↓
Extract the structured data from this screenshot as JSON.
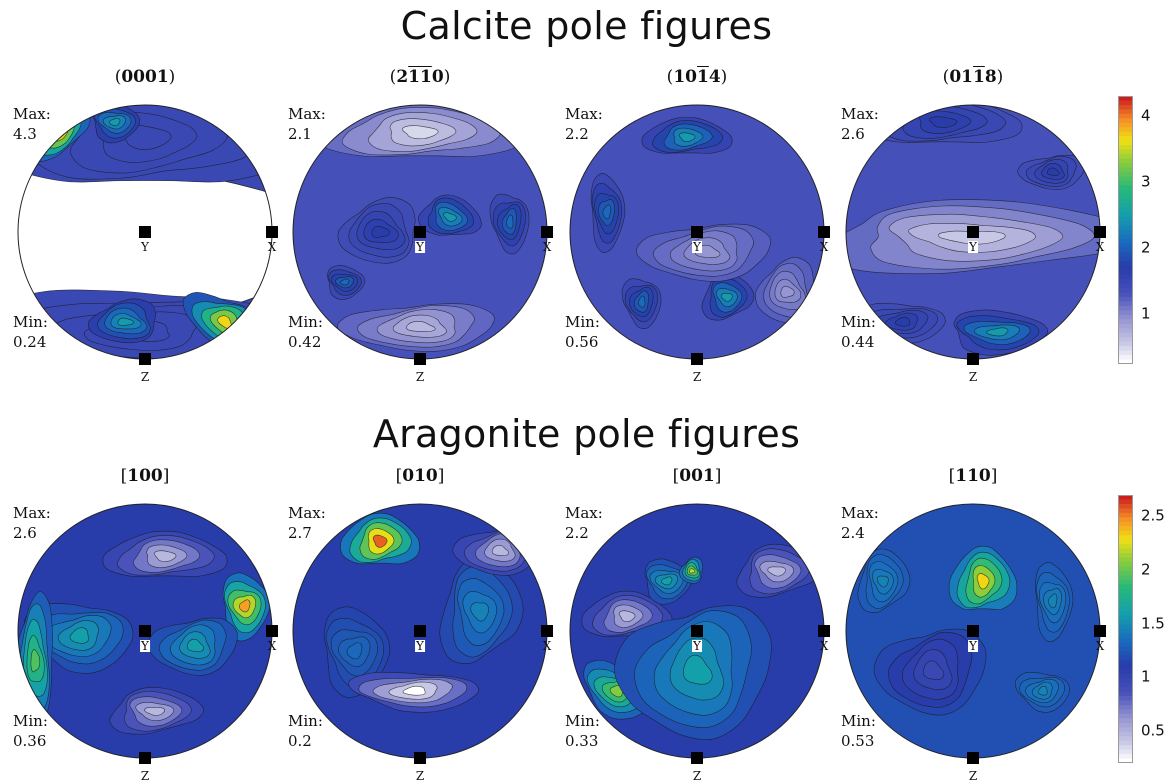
{
  "sections": [
    {
      "title": "Calcite pole figures",
      "colorbar": {
        "min": 0.24,
        "max": 4.3,
        "ticks": [
          "4",
          "3",
          "2",
          "1"
        ],
        "tick_values": [
          4,
          3,
          2,
          1
        ]
      },
      "figures": [
        {
          "title_open": "(",
          "title_parts": [
            {
              "t": "0001",
              "bar": false
            }
          ],
          "title_close": ")",
          "max_label": "Max:",
          "max": "4.3",
          "min_label": "Min:",
          "min": "0.24",
          "pattern": "c1"
        },
        {
          "title_open": "(",
          "title_parts": [
            {
              "t": "2",
              "bar": false
            },
            {
              "t": "1",
              "bar": true
            },
            {
              "t": "1",
              "bar": true
            },
            {
              "t": "0",
              "bar": false
            }
          ],
          "title_close": ")",
          "max_label": "Max:",
          "max": "2.1",
          "min_label": "Min:",
          "min": "0.42",
          "pattern": "c2"
        },
        {
          "title_open": "(",
          "title_parts": [
            {
              "t": "10",
              "bar": false
            },
            {
              "t": "1",
              "bar": true
            },
            {
              "t": "4",
              "bar": false
            }
          ],
          "title_close": ")",
          "max_label": "Max:",
          "max": "2.2",
          "min_label": "Min:",
          "min": "0.56",
          "pattern": "c3"
        },
        {
          "title_open": "(",
          "title_parts": [
            {
              "t": "01",
              "bar": false
            },
            {
              "t": "1",
              "bar": true
            },
            {
              "t": "8",
              "bar": false
            }
          ],
          "title_close": ")",
          "max_label": "Max:",
          "max": "2.6",
          "min_label": "Min:",
          "min": "0.44",
          "pattern": "c4"
        }
      ]
    },
    {
      "title": "Aragonite pole figures",
      "colorbar": {
        "min": 0.2,
        "max": 2.7,
        "ticks": [
          "2.5",
          "2",
          "1.5",
          "1",
          "0.5"
        ],
        "tick_values": [
          2.5,
          2,
          1.5,
          1,
          0.5
        ]
      },
      "figures": [
        {
          "title_open": "[",
          "title_parts": [
            {
              "t": "100",
              "bar": false
            }
          ],
          "title_close": "]",
          "max_label": "Max:",
          "max": "2.6",
          "min_label": "Min:",
          "min": "0.36",
          "pattern": "a1"
        },
        {
          "title_open": "[",
          "title_parts": [
            {
              "t": "010",
              "bar": false
            }
          ],
          "title_close": "]",
          "max_label": "Max:",
          "max": "2.7",
          "min_label": "Min:",
          "min": "0.2",
          "pattern": "a2"
        },
        {
          "title_open": "[",
          "title_parts": [
            {
              "t": "001",
              "bar": false
            }
          ],
          "title_close": "]",
          "max_label": "Max:",
          "max": "2.2",
          "min_label": "Min:",
          "min": "0.33",
          "pattern": "a3"
        },
        {
          "title_open": "[",
          "title_parts": [
            {
              "t": "110",
              "bar": false
            }
          ],
          "title_close": "]",
          "max_label": "Max:",
          "max": "2.4",
          "min_label": "Min:",
          "min": "0.53",
          "pattern": "a4"
        }
      ]
    }
  ],
  "axis_letters": {
    "x": "X",
    "y": "Y",
    "z": "Z"
  },
  "chart_data": [
    {
      "type": "heatmap",
      "title": "Calcite pole figures",
      "projection": "stereographic pole figure",
      "panels": [
        {
          "name": "(0001)",
          "max": 4.3,
          "min": 0.24
        },
        {
          "name": "(2-1-10)",
          "max": 2.1,
          "min": 0.42
        },
        {
          "name": "(10-14)",
          "max": 2.2,
          "min": 0.56
        },
        {
          "name": "(01-18)",
          "max": 2.6,
          "min": 0.44
        }
      ],
      "colorbar_ticks": [
        1,
        2,
        3,
        4
      ],
      "colormap": "white-blue-green-yellow-red"
    },
    {
      "type": "heatmap",
      "title": "Aragonite pole figures",
      "projection": "stereographic pole figure",
      "panels": [
        {
          "name": "[100]",
          "max": 2.6,
          "min": 0.36
        },
        {
          "name": "[010]",
          "max": 2.7,
          "min": 0.2
        },
        {
          "name": "[001]",
          "max": 2.2,
          "min": 0.33
        },
        {
          "name": "[110]",
          "max": 2.4,
          "min": 0.53
        }
      ],
      "colorbar_ticks": [
        0.5,
        1,
        1.5,
        2,
        2.5
      ],
      "colormap": "white-blue-green-yellow-red"
    }
  ]
}
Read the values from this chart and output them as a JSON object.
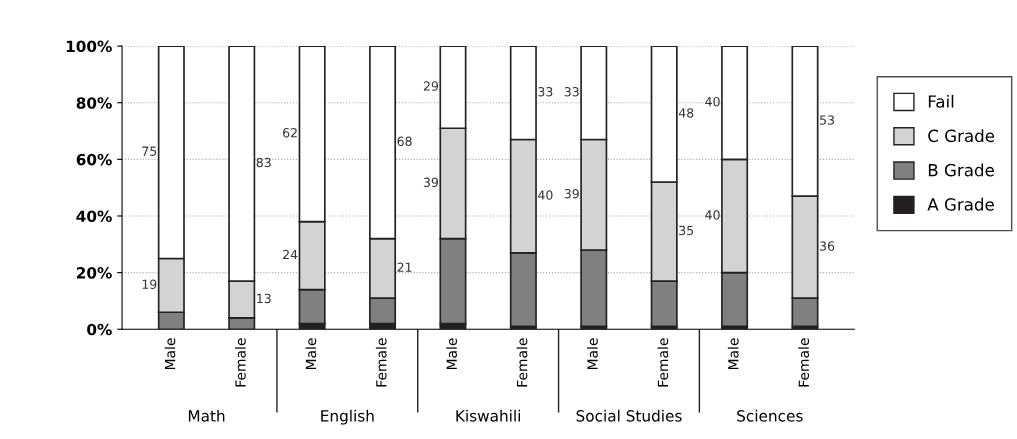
{
  "chart_data": {
    "type": "bar",
    "stacked": true,
    "categories": [
      "Male",
      "Female",
      "Male",
      "Female",
      "Male",
      "Female",
      "Male",
      "Female",
      "Male",
      "Female"
    ],
    "series": [
      {
        "name": "A Grade",
        "color": "#231f20",
        "values": [
          0,
          0,
          2,
          2,
          2,
          1,
          1,
          1,
          1,
          1
        ]
      },
      {
        "name": "B Grade",
        "color": "#808080",
        "values": [
          6,
          4,
          12,
          9,
          30,
          26,
          27,
          16,
          19,
          10
        ]
      },
      {
        "name": "C Grade",
        "color": "#d3d3d3",
        "values": [
          19,
          13,
          24,
          21,
          39,
          40,
          39,
          35,
          40,
          36
        ],
        "value_labels": [
          "19",
          "13",
          "24",
          "21",
          "39",
          "40",
          "39",
          "35",
          "40",
          "36"
        ]
      },
      {
        "name": "Fail",
        "color": "#ffffff",
        "values": [
          75,
          83,
          62,
          68,
          29,
          33,
          33,
          48,
          40,
          53
        ],
        "value_labels": [
          "75",
          "83",
          "62",
          "68",
          "29",
          "33",
          "33",
          "48",
          "40",
          "53"
        ]
      }
    ],
    "ylim": [
      0,
      100
    ],
    "yticks": [
      {
        "value": 0,
        "label": "0%"
      },
      {
        "value": 20,
        "label": "20%"
      },
      {
        "value": 40,
        "label": "40%"
      },
      {
        "value": 60,
        "label": "60%"
      },
      {
        "value": 80,
        "label": "80%"
      },
      {
        "value": 100,
        "label": "100%"
      }
    ],
    "grid": "y",
    "legend": "right",
    "annotations": [
      "Math",
      "English",
      "Kiswahili",
      "Social Studies",
      "Sciences"
    ]
  }
}
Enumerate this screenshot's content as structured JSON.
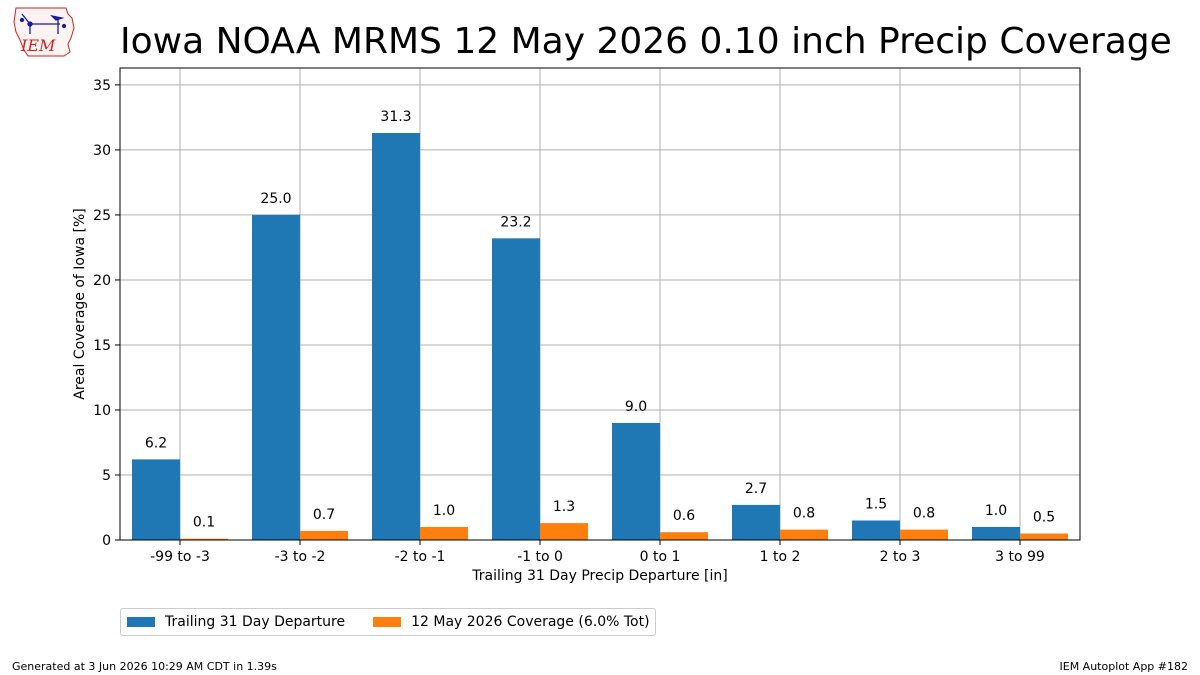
{
  "header": {
    "title": "Iowa NOAA MRMS 12 May 2026 0.10 inch Precip Coverage",
    "logo_text": "IEM"
  },
  "chart_data": {
    "type": "bar",
    "xlabel": "Trailing 31 Day Precip Departure [in]",
    "ylabel": "Areal Coverage of Iowa [%]",
    "ylim": [
      0,
      36.3
    ],
    "yticks": [
      0,
      5,
      10,
      15,
      20,
      25,
      30,
      35
    ],
    "grid": true,
    "legend_placement": "below-left",
    "categories": [
      "-99 to -3",
      "-3 to -2",
      "-2 to -1",
      "-1 to 0",
      "0 to 1",
      "1 to 2",
      "2 to 3",
      "3 to 99"
    ],
    "series": [
      {
        "name": "Trailing 31 Day Departure",
        "color": "#1f77b4",
        "values": [
          6.2,
          25.0,
          31.3,
          23.2,
          9.0,
          2.7,
          1.5,
          1.0
        ],
        "labels": [
          "6.2",
          "25.0",
          "31.3",
          "23.2",
          "9.0",
          "2.7",
          "1.5",
          "1.0"
        ]
      },
      {
        "name": "12 May 2026 Coverage (6.0% Tot)",
        "color": "#ff7f0e",
        "values": [
          0.1,
          0.7,
          1.0,
          1.3,
          0.6,
          0.8,
          0.8,
          0.5
        ],
        "labels": [
          "0.1",
          "0.7",
          "1.0",
          "1.3",
          "0.6",
          "0.8",
          "0.8",
          "0.5"
        ]
      }
    ]
  },
  "footer": {
    "generated": "Generated at 3 Jun 2026 10:29 AM CDT in 1.39s",
    "app": "IEM Autoplot App #182"
  }
}
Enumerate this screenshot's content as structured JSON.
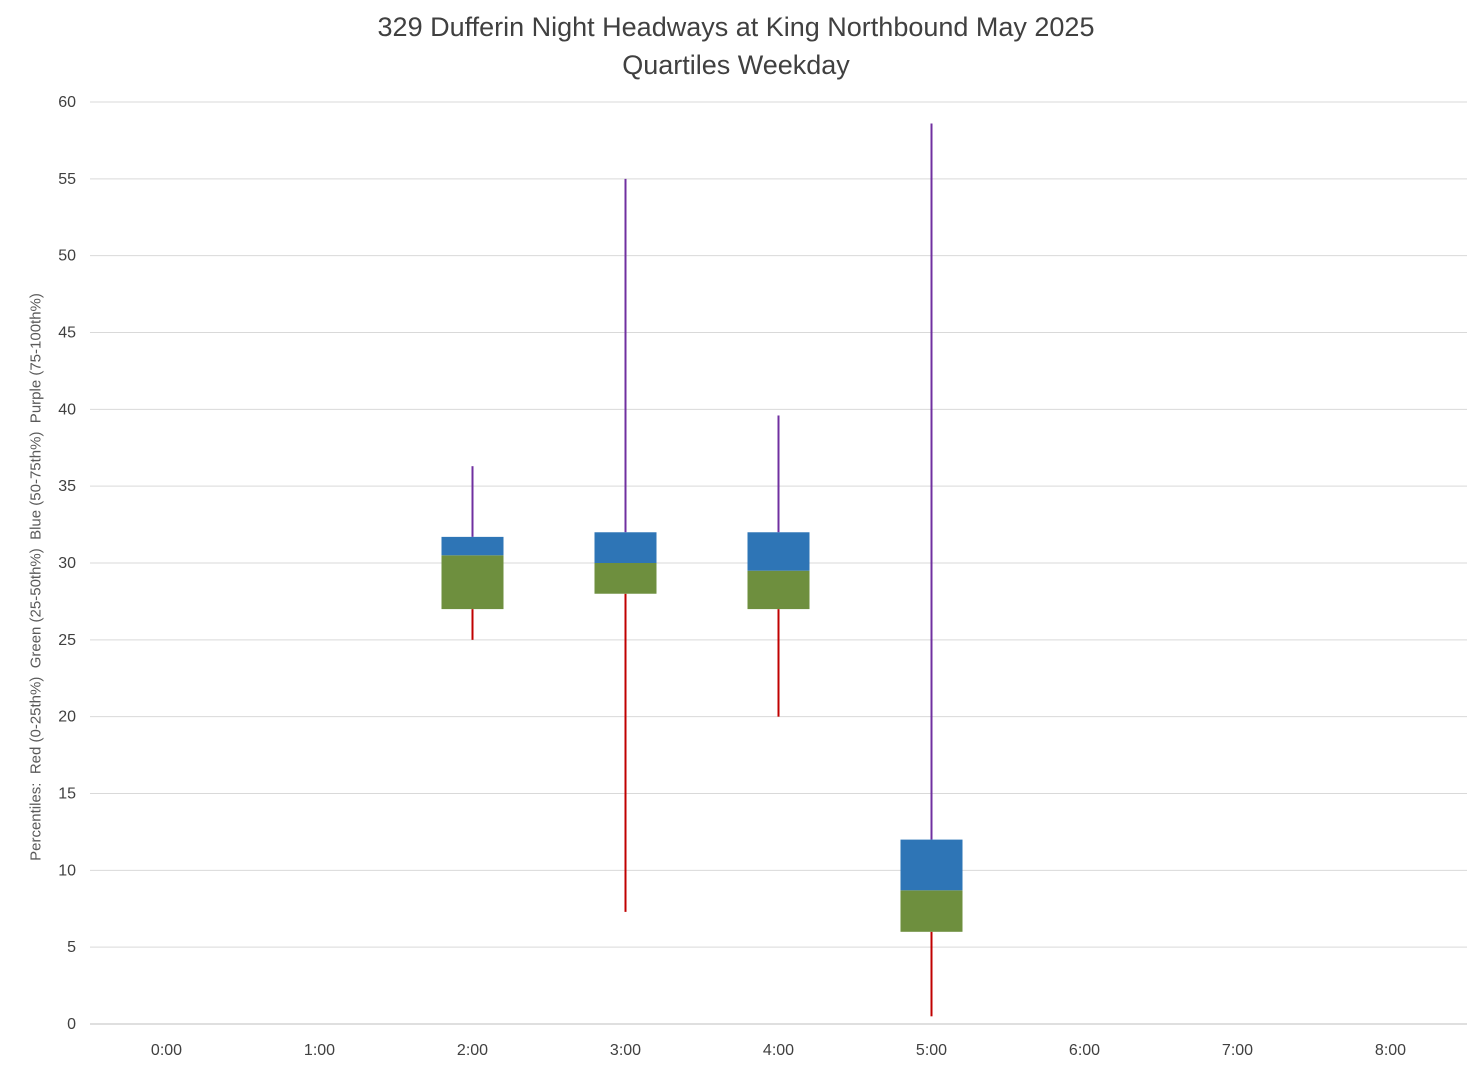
↑
Find every line that holds "Iowa" and copy it.

    "title": "Iowa NOAA MRMS 12 May 2026 0.10 inch Precip Coverage",
    "ylabel": "Areal Coverage of Iowa [%]",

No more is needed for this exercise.